=== Task statement ===
Are you able to quote each entry exactly as written?

=== Records ===
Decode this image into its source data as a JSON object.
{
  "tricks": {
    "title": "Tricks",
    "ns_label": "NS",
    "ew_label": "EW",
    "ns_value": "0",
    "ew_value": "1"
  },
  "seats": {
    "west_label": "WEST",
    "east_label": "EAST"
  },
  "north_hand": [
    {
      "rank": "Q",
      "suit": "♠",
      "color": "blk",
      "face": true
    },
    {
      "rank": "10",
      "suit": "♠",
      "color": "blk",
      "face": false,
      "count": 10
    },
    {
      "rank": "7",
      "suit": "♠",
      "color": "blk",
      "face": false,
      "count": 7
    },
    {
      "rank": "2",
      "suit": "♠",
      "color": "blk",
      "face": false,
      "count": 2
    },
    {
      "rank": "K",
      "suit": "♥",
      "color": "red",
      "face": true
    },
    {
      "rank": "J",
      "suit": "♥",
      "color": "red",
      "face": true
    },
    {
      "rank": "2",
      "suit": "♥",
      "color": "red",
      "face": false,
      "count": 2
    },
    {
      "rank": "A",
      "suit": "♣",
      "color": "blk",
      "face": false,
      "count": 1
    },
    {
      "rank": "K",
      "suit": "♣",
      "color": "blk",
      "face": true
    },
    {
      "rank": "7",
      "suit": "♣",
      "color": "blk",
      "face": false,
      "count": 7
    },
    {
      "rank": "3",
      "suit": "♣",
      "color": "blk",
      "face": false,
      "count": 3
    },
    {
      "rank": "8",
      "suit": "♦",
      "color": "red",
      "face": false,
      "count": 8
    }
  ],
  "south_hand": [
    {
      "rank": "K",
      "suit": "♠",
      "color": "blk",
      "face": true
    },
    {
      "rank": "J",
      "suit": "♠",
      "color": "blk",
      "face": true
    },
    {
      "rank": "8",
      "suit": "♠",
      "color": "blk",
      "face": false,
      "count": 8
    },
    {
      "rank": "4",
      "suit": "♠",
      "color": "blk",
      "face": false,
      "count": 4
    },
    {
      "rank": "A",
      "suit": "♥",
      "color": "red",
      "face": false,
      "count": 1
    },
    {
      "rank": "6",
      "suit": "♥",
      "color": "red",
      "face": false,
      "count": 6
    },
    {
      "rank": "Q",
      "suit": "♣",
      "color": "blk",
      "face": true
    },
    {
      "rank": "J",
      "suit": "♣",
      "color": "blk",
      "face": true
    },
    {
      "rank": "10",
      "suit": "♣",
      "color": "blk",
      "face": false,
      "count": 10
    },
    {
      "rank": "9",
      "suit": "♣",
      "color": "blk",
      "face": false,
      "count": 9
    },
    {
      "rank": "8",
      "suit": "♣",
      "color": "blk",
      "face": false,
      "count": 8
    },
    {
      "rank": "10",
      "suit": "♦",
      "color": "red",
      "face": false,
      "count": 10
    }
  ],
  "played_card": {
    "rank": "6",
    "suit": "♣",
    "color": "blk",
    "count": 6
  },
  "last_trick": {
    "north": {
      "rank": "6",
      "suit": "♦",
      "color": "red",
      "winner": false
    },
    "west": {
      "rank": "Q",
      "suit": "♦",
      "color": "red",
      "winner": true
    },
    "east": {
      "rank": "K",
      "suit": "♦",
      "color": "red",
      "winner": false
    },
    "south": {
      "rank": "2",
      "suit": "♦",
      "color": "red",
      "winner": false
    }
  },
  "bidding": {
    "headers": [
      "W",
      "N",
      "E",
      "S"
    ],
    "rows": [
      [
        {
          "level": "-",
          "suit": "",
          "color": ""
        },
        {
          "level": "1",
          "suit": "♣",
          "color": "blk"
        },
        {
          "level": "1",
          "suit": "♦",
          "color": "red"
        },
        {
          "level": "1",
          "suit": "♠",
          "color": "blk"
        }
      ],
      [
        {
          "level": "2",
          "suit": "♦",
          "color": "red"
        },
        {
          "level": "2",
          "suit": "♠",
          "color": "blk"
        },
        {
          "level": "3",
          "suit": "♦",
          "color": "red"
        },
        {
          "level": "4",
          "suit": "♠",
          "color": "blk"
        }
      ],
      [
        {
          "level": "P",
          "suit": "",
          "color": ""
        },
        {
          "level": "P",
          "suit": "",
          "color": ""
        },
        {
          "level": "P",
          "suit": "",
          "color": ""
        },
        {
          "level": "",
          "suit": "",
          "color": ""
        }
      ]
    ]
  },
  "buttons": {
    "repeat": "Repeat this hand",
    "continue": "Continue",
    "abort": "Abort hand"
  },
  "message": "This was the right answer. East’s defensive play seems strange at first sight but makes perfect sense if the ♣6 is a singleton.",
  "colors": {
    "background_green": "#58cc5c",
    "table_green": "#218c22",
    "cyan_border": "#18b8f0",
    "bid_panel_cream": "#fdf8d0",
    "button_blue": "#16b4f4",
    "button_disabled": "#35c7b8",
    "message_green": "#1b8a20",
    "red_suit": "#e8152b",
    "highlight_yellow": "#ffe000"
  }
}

=== Output ===
Decode this image into its source data as a JSON object.
{
  "tricks": {
    "title": "Tricks",
    "ns_label": "NS",
    "ew_label": "EW",
    "ns_value": "0",
    "ew_value": "1"
  },
  "seats": {
    "west_label": "WEST",
    "east_label": "EAST"
  },
  "north_hand": [
    {
      "rank": "Q",
      "suit": "♠",
      "color": "blk",
      "face": true
    },
    {
      "rank": "10",
      "suit": "♠",
      "color": "blk",
      "face": false,
      "count": 10
    },
    {
      "rank": "7",
      "suit": "♠",
      "color": "blk",
      "face": false,
      "count": 7
    },
    {
      "rank": "2",
      "suit": "♠",
      "color": "blk",
      "face": false,
      "count": 2
    },
    {
      "rank": "K",
      "suit": "♥",
      "color": "red",
      "face": true
    },
    {
      "rank": "J",
      "suit": "♥",
      "color": "red",
      "face": true
    },
    {
      "rank": "2",
      "suit": "♥",
      "color": "red",
      "face": false,
      "count": 2
    },
    {
      "rank": "A",
      "suit": "♣",
      "color": "blk",
      "face": false,
      "count": 1
    },
    {
      "rank": "K",
      "suit": "♣",
      "color": "blk",
      "face": true
    },
    {
      "rank": "7",
      "suit": "♣",
      "color": "blk",
      "face": false,
      "count": 7
    },
    {
      "rank": "3",
      "suit": "♣",
      "color": "blk",
      "face": false,
      "count": 3
    },
    {
      "rank": "8",
      "suit": "♦",
      "color": "red",
      "face": false,
      "count": 8
    }
  ],
  "south_hand": [
    {
      "rank": "K",
      "suit": "♠",
      "color": "blk",
      "face": true
    },
    {
      "rank": "J",
      "suit": "♠",
      "color": "blk",
      "face": true
    },
    {
      "rank": "8",
      "suit": "♠",
      "color": "blk",
      "face": false,
      "count": 8
    },
    {
      "rank": "4",
      "suit": "♠",
      "color": "blk",
      "face": false,
      "count": 4
    },
    {
      "rank": "A",
      "suit": "♥",
      "color": "red",
      "face": false,
      "count": 1
    },
    {
      "rank": "6",
      "suit": "♥",
      "color": "red",
      "face": false,
      "count": 6
    },
    {
      "rank": "Q",
      "suit": "♣",
      "color": "blk",
      "face": true
    },
    {
      "rank": "J",
      "suit": "♣",
      "color": "blk",
      "face": true
    },
    {
      "rank": "10",
      "suit": "♣",
      "color": "blk",
      "face": false,
      "count": 10
    },
    {
      "rank": "9",
      "suit": "♣",
      "color": "blk",
      "face": false,
      "count": 9
    },
    {
      "rank": "8",
      "suit": "♣",
      "color": "blk",
      "face": false,
      "count": 8
    },
    {
      "rank": "10",
      "suit": "♦",
      "color": "red",
      "face": false,
      "count": 10
    }
  ],
  "played_card": {
    "rank": "6",
    "suit": "♣",
    "color": "blk",
    "count": 6
  },
  "last_trick": {
    "north": {
      "rank": "6",
      "suit": "♦",
      "color": "red",
      "winner": false
    },
    "west": {
      "rank": "Q",
      "suit": "♦",
      "color": "red",
      "winner": true
    },
    "east": {
      "rank": "K",
      "suit": "♦",
      "color": "red",
      "winner": false
    },
    "south": {
      "rank": "2",
      "suit": "♦",
      "color": "red",
      "winner": false
    }
  },
  "bidding": {
    "headers": [
      "W",
      "N",
      "E",
      "S"
    ],
    "rows": [
      [
        {
          "level": "-",
          "suit": "",
          "color": ""
        },
        {
          "level": "1",
          "suit": "♣",
          "color": "blk"
        },
        {
          "level": "1",
          "suit": "♦",
          "color": "red"
        },
        {
          "level": "1",
          "suit": "♠",
          "color": "blk"
        }
      ],
      [
        {
          "level": "2",
          "suit": "♦",
          "color": "red"
        },
        {
          "level": "2",
          "suit": "♠",
          "color": "blk"
        },
        {
          "level": "3",
          "suit": "♦",
          "color": "red"
        },
        {
          "level": "4",
          "suit": "♠",
          "color": "blk"
        }
      ],
      [
        {
          "level": "P",
          "suit": "",
          "color": ""
        },
        {
          "level": "P",
          "suit": "",
          "color": ""
        },
        {
          "level": "P",
          "suit": "",
          "color": ""
        },
        {
          "level": "",
          "suit": "",
          "color": ""
        }
      ]
    ]
  },
  "buttons": {
    "repeat": "Repeat this hand",
    "continue": "Continue",
    "abort": "Abort hand"
  },
  "message": "This was the right answer. East’s defensive play seems strange at first sight but makes perfect sense if the ♣6 is a singleton.",
  "colors": {
    "background_green": "#58cc5c",
    "table_green": "#218c22",
    "cyan_border": "#18b8f0",
    "bid_panel_cream": "#fdf8d0",
    "button_blue": "#16b4f4",
    "button_disabled": "#35c7b8",
    "message_green": "#1b8a20",
    "red_suit": "#e8152b",
    "highlight_yellow": "#ffe000"
  }
}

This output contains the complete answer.